• _作業の指示_:
• a. 下にある鯛めしの思い出の文章では、鹿島まで渡船でどのくらいかかると書かれていますか。
• b. 下にある鯛めしの思い出の文章から、「島には教え子たちとの思い出が」を含む語句で始まり「てご飯と混ぜて食べるのです。」で終わる部分を、そのまま書き写してください。
• c. 下にある鯛めしの思い出の文章によると、家族で太田屋を訪ねるようになったのはなぜですか。

• _読む文章_:
........

夏休みに入ると小学校の教師だった父は教え子たちと島でよくキャンプをしていました。場所は渡船に三分ほど揺られて到着する瀬戸内海の小さな島鹿島かしまです。

島には教え子たちとの思い出がいっぱいです。父は釣りや海遊びをして子供たちと楽しい時間を過ごしていました。
そのキャンプがきっかけで、島で出会った美味しい食べ物があります

それは鹿島の港のすぐそばにある太田屋の名物料理”鯛めし”です。
キャンプの時、悪天候でその宿に宿泊してから女主のおばあちゃんと親しくなり、家族で訪ねるようになりました。

太田屋の”鯛めし”はとてもシンプルです。
お釜に鯛を丸ごと一匹入れて、ダシとコブで炊き込み、焚き上がってから、鯛の身をほぐしてご飯と混ぜて食べるのです。
その上品であっさりとした味が父は本当に好きでした

お釜からご飯をよそう時に立ち上る白い湯気と鯛の香りがたまらなく食欲をそそるのです。父は茶碗の中を愛おしそうに眺めていました。父に影響されて母も私も妹も、鯛めしのファンになりました。

その店は海に突き出すように建てられていて、見晴らしがよく、四方がガラス張りでどの席からも海が見えます。
大きな部屋に、長テーブルがいくつも並べられていて、椅子の変わりに座布団が置いてあります。
父は料理が来るまでの間、寝転がって海を見ていました。そんな気楽さも店を気に入っていた理由かもしれません。

父が70歳を過ぎてから脳梗塞で倒れ、リハビリを終えてやっと退院してきた時、父を喜ばせたいと家族で久しぶりにその店を訪ねました
島に渡る渡船の中から、父はとても嬉しそうでした。教え子たちと来たキャンプの事を思い出していたのでしょう。

目的の店に到着すると父は一番見晴らしがいい場所に陣取りました
動きずらくなった片方の体を何枚も重ねた座布団で支えながら、お目当ての鯛めしが炊き上がるのを待っていました。

「久しぶりですね、お元気そうで良かった」
鯛めしを食べたいと思って来たんよ、来れて良かったわい
「今日はお天気が良くて良かったですねー」

........

• _提供資料_:
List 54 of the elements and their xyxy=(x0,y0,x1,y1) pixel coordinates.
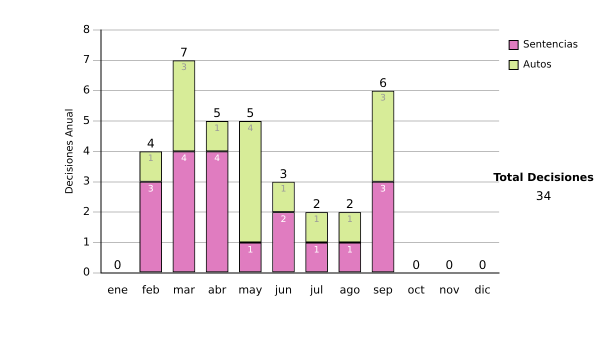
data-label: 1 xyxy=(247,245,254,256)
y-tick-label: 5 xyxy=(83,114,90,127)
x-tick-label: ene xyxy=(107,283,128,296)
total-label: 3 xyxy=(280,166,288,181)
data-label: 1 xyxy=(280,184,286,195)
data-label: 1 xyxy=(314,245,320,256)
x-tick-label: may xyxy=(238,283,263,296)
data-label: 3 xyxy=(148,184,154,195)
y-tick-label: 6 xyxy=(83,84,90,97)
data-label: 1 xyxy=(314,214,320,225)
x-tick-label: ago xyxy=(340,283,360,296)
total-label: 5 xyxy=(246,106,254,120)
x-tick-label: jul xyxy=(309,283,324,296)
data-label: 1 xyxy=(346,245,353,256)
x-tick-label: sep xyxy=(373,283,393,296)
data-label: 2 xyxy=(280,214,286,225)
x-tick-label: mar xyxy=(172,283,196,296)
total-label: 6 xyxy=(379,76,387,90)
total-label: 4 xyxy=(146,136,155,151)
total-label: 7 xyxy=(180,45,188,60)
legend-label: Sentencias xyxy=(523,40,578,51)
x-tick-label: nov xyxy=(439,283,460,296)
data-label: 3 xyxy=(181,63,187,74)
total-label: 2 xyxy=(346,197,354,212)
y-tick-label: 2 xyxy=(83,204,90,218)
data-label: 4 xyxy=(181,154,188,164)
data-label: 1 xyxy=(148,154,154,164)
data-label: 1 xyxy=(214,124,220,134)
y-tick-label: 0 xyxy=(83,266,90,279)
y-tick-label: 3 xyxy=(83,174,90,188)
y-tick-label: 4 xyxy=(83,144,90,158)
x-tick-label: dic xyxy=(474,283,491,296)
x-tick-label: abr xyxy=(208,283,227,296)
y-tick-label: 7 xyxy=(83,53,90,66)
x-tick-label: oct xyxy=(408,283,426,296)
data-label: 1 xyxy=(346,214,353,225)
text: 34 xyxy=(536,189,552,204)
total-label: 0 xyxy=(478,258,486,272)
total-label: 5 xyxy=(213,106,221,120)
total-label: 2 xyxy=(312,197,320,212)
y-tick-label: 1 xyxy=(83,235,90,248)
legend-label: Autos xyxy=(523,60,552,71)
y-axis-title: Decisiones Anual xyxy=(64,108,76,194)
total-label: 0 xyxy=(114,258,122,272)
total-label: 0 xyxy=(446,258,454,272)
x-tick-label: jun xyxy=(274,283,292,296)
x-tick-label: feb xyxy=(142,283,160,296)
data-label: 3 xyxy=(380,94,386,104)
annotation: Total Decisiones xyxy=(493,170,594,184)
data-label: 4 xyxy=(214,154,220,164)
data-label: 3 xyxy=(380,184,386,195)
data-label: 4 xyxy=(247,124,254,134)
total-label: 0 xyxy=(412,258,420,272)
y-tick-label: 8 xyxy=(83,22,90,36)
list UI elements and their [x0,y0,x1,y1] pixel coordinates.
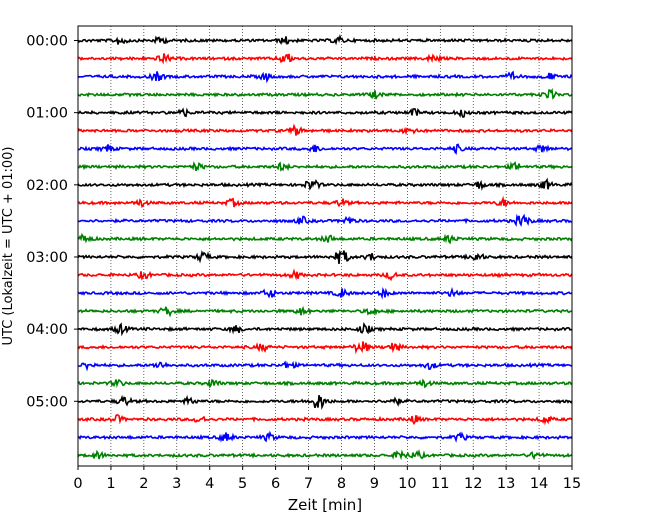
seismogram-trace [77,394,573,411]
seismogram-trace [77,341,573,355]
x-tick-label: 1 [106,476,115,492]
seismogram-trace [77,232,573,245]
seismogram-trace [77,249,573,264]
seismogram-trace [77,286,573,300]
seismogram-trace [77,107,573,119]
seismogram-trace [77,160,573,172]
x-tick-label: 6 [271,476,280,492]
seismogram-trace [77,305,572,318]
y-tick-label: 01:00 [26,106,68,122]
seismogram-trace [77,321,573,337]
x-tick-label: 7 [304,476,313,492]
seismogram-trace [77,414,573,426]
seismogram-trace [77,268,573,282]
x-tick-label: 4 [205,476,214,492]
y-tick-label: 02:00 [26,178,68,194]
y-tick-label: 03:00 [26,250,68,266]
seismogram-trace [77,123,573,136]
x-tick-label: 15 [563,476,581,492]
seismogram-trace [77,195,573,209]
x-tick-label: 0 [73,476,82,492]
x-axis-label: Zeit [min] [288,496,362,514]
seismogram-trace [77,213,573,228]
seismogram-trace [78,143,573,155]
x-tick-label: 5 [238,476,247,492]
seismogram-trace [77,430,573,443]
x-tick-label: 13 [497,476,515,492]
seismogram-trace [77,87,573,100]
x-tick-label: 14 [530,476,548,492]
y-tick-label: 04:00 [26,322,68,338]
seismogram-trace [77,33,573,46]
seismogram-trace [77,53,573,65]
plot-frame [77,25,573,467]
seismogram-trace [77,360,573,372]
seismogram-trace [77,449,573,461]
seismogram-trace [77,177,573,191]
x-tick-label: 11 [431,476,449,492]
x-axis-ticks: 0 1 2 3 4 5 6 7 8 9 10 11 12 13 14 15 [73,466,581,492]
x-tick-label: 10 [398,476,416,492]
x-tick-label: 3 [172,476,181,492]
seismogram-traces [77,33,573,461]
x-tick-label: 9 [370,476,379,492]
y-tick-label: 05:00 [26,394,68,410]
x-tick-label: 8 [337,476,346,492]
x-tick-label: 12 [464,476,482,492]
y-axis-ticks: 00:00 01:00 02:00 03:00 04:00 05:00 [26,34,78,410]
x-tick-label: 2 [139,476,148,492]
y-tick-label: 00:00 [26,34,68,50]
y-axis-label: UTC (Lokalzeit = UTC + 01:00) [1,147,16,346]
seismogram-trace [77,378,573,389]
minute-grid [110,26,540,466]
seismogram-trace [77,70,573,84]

........

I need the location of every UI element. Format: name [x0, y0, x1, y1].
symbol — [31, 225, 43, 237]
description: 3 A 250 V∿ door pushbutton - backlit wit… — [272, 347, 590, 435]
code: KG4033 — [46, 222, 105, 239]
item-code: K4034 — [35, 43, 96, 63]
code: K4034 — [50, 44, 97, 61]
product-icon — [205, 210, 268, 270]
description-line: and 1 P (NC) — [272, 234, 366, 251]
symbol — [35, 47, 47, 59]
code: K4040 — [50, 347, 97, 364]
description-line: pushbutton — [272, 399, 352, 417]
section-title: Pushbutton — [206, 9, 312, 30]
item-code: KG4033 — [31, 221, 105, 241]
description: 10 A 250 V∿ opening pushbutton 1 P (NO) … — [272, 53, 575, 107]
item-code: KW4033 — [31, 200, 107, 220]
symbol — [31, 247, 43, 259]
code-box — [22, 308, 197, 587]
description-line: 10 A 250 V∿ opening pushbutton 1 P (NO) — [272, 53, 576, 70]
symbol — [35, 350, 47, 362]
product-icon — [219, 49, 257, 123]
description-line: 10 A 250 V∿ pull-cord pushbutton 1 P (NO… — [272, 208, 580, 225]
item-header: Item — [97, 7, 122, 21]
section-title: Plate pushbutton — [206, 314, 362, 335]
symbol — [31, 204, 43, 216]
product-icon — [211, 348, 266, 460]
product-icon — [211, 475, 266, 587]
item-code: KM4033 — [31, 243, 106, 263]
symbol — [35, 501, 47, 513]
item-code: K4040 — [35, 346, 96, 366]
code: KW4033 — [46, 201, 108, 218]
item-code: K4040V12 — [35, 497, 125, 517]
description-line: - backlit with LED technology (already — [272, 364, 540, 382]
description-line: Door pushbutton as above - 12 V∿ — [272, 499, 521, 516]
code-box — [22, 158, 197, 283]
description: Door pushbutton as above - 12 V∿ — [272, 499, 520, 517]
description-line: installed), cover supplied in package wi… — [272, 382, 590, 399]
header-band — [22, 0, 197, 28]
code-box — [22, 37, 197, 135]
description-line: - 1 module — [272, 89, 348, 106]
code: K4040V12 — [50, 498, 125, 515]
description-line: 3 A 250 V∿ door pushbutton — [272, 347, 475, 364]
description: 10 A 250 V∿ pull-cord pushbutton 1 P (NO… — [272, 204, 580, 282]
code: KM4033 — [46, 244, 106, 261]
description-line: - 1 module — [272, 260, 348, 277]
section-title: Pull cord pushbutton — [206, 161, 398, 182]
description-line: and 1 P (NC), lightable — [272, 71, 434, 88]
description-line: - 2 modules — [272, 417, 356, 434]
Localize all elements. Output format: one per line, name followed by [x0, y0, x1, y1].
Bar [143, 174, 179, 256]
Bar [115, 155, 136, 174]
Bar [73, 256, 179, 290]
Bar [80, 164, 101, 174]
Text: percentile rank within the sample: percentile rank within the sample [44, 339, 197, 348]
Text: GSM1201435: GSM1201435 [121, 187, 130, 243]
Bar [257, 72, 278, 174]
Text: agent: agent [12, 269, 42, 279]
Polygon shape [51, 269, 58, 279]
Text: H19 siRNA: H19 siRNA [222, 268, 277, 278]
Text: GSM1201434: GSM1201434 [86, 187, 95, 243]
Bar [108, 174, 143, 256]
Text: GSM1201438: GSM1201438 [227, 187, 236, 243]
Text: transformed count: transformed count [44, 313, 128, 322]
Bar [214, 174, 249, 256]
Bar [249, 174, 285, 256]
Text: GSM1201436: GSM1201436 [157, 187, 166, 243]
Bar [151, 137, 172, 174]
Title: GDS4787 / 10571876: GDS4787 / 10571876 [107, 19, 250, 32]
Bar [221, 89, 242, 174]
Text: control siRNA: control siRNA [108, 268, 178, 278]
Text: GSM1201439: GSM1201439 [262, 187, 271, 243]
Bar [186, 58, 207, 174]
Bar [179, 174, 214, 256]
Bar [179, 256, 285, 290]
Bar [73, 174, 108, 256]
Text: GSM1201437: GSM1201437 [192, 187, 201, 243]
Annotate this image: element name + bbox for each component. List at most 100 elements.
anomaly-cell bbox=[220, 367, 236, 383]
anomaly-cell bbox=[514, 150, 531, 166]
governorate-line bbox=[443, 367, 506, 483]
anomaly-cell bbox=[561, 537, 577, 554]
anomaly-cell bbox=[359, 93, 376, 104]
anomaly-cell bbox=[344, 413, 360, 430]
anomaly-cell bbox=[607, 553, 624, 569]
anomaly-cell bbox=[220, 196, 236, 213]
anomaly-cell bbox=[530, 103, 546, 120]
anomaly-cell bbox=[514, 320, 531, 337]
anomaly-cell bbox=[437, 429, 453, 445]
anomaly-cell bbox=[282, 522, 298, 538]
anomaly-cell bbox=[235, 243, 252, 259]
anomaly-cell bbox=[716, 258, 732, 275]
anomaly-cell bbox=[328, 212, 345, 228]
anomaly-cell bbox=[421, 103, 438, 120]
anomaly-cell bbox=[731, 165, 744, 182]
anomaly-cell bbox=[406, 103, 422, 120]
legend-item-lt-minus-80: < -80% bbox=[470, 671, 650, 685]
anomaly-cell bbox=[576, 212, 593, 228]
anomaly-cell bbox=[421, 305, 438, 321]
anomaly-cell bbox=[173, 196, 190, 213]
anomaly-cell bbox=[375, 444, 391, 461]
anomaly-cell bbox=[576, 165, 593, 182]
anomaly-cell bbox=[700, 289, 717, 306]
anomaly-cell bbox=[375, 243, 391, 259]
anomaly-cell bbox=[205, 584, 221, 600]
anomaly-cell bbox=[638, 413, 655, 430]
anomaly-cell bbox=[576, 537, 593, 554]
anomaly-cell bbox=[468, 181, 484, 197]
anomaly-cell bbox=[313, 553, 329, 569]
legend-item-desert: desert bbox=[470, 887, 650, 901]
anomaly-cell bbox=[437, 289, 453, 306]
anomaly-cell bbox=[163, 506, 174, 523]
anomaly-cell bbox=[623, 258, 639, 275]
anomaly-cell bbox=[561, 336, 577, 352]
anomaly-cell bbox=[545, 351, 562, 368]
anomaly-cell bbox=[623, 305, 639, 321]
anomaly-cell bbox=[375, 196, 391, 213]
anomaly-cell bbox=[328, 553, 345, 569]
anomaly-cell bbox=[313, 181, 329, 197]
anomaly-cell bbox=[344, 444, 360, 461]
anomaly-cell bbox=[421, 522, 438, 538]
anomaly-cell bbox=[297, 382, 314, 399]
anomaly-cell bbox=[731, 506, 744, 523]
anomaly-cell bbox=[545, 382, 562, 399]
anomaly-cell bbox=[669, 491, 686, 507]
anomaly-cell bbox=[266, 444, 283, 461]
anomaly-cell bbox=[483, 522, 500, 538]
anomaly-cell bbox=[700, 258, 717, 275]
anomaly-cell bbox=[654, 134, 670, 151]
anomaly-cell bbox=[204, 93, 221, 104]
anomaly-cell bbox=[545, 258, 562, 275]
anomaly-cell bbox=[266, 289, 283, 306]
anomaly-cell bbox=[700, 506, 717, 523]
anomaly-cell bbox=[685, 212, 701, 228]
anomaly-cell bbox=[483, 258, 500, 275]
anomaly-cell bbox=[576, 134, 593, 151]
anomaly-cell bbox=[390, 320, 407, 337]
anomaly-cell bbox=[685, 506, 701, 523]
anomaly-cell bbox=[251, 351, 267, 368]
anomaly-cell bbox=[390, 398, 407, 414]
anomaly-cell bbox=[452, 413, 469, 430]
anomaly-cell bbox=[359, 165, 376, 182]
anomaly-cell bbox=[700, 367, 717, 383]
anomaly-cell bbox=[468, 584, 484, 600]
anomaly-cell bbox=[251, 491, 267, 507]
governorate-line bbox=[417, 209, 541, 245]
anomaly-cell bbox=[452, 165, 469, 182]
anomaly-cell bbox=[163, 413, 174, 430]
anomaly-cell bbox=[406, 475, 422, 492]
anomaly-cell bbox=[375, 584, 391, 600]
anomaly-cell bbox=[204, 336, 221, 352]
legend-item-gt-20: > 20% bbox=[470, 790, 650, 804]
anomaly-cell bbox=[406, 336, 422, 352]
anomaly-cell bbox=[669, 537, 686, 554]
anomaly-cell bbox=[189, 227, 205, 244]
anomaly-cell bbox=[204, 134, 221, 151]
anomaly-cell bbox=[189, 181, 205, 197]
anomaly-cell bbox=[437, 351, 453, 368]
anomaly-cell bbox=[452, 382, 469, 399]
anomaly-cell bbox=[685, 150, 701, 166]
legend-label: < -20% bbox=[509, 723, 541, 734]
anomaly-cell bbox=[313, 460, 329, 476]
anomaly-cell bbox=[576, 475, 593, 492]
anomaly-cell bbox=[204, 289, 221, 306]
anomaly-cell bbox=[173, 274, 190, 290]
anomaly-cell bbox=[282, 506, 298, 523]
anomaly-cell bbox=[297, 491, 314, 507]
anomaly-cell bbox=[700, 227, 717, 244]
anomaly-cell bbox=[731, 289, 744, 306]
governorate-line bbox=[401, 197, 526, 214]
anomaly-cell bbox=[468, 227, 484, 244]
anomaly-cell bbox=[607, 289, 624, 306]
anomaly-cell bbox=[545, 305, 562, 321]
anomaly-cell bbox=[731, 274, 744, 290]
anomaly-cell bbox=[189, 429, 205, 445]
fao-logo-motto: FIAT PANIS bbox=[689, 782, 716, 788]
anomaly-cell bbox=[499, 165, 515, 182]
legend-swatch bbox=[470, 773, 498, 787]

........

• _課題ごとの結果_:
• a. 三分ほどです。

• b.
島には教え子たちとの思い出がいっぱいです。父は釣りや海遊びをして子供たちと楽しい時間を過ごしていました。
そのキャンプがきっかけで、島で出会った美味しい食べ物があります

それは鹿島の港のすぐそばにある太田屋の名物料理”鯛めし”です。
キャンプの時、悪天候でその宿に宿泊してから女主のおばあちゃんと親しくなり、家族で訪ねるようになりました。

太田屋の”鯛めし”はとてもシンプルです。
お釜に鯛を丸ごと一匹入れて、ダシとコブで炊き込み、焚き上がってから、鯛の身をほぐしてご飯と混ぜて食べるのです。

• c. キャンプの時に悪天候のため太田屋に泊まりました。そのことがきっかけで女主のおばあちゃんと親しくなったからです。